Dataset rows
**********

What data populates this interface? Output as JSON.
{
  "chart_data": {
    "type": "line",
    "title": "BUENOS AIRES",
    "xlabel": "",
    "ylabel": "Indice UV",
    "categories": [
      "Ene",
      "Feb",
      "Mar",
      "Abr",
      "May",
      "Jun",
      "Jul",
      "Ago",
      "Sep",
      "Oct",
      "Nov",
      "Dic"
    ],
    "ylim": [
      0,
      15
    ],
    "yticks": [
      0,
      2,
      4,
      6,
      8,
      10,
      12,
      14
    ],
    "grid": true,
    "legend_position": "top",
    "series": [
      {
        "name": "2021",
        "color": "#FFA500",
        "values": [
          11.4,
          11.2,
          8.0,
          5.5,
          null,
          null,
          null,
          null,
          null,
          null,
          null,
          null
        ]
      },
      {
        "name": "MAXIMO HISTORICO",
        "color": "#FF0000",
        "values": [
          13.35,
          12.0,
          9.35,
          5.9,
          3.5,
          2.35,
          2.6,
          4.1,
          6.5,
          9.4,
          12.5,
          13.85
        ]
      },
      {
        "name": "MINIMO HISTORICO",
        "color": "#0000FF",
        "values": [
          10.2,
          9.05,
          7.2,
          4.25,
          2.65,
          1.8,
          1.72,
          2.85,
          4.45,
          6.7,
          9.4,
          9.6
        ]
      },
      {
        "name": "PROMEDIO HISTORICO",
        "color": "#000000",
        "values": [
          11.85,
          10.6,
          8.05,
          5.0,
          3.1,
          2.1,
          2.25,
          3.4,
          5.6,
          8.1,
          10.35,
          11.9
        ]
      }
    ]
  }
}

**********

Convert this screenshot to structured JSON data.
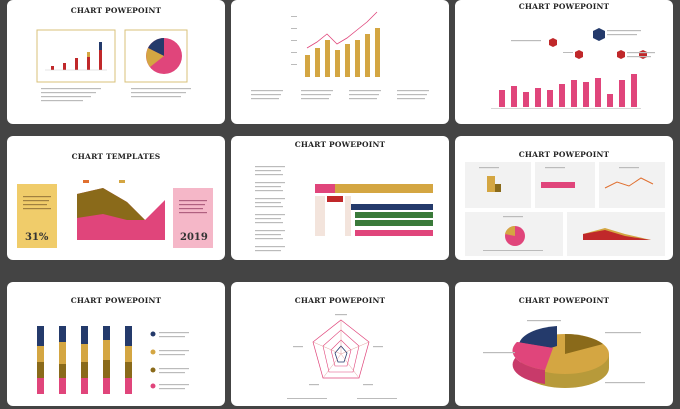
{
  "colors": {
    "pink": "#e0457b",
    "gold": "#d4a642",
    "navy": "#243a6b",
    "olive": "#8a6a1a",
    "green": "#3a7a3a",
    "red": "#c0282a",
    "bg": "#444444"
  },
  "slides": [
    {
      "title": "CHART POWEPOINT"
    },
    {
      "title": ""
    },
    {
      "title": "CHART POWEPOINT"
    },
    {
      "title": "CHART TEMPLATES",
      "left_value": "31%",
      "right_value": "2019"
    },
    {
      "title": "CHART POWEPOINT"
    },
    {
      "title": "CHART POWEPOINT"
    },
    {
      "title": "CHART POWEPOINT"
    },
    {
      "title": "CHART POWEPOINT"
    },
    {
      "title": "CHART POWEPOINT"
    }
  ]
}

**********

Pick out all the lines with the word "JSON" in them and copy them.

• Exercise solution:
What data populates this interface? Output as JSON.
Convert this screenshot to structured JSON data.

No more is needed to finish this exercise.